- _OBJECTIVE_
Which lines in the records below contain the word "Parameter"? Copy each of them.

Stored data
-- -- --

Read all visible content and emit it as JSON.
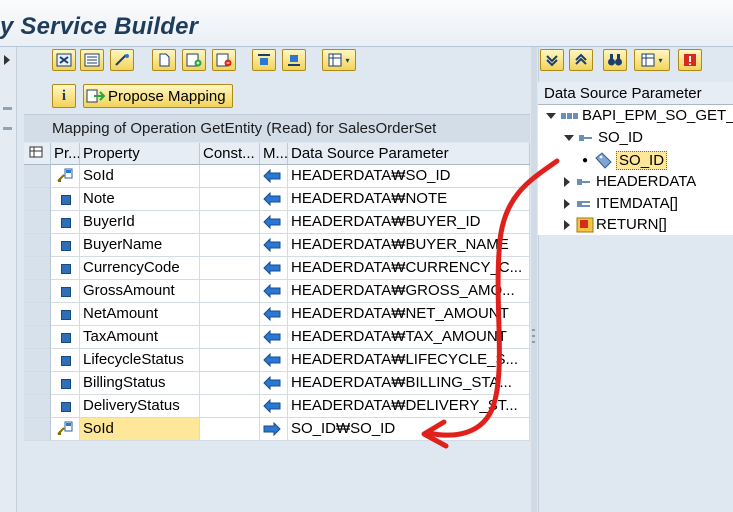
{
  "window": {
    "title": "y Service Builder"
  },
  "toolbar": {
    "propose_label": "Propose Mapping",
    "info_label": "i"
  },
  "section": {
    "title": "Mapping of Operation GetEntity (Read) for SalesOrderSet"
  },
  "grid": {
    "columns": [
      "Pr...",
      "Property",
      "Const...",
      "M...",
      "Data Source Parameter"
    ],
    "rows": [
      {
        "icon": "key-icon",
        "property": "SoId",
        "constant": "",
        "direction": "left",
        "source": "HEADERDATA₩SO_ID"
      },
      {
        "icon": "field-icon",
        "property": "Note",
        "constant": "",
        "direction": "left",
        "source": "HEADERDATA₩NOTE"
      },
      {
        "icon": "field-icon",
        "property": "BuyerId",
        "constant": "",
        "direction": "left",
        "source": "HEADERDATA₩BUYER_ID"
      },
      {
        "icon": "field-icon",
        "property": "BuyerName",
        "constant": "",
        "direction": "left",
        "source": "HEADERDATA₩BUYER_NAME"
      },
      {
        "icon": "field-icon",
        "property": "CurrencyCode",
        "constant": "",
        "direction": "left",
        "source": "HEADERDATA₩CURRENCY_C..."
      },
      {
        "icon": "field-icon",
        "property": "GrossAmount",
        "constant": "",
        "direction": "left",
        "source": "HEADERDATA₩GROSS_AMO..."
      },
      {
        "icon": "field-icon",
        "property": "NetAmount",
        "constant": "",
        "direction": "left",
        "source": "HEADERDATA₩NET_AMOUNT"
      },
      {
        "icon": "field-icon",
        "property": "TaxAmount",
        "constant": "",
        "direction": "left",
        "source": "HEADERDATA₩TAX_AMOUNT"
      },
      {
        "icon": "field-icon",
        "property": "LifecycleStatus",
        "constant": "",
        "direction": "left",
        "source": "HEADERDATA₩LIFECYCLE_S..."
      },
      {
        "icon": "field-icon",
        "property": "BillingStatus",
        "constant": "",
        "direction": "left",
        "source": "HEADERDATA₩BILLING_STA..."
      },
      {
        "icon": "field-icon",
        "property": "DeliveryStatus",
        "constant": "",
        "direction": "left",
        "source": "HEADERDATA₩DELIVERY_ST..."
      },
      {
        "icon": "key-icon",
        "property": "SoId",
        "constant": "",
        "direction": "right",
        "source": "SO_ID₩SO_ID"
      }
    ]
  },
  "tree": {
    "header": "Data Source Parameter",
    "nodes": [
      {
        "label": "BAPI_EPM_SO_GET_",
        "icon": "function-icon"
      },
      {
        "label": "SO_ID",
        "icon": "structure-icon"
      },
      {
        "label": "SO_ID",
        "icon": "element-icon"
      },
      {
        "label": "HEADERDATA",
        "icon": "structure-icon"
      },
      {
        "label": "ITEMDATA[]",
        "icon": "table-icon"
      },
      {
        "label": "RETURN[]",
        "icon": "return-icon"
      }
    ]
  },
  "colors": {
    "highlight": "#ffe79a",
    "arrow_annotation": "#e0201b",
    "grid_arrow": "#2b78d3"
  }
}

-- -- --

- _COMPLETED TASK_
      "Data Source Parameter"
    "header": "Data Source Parameter",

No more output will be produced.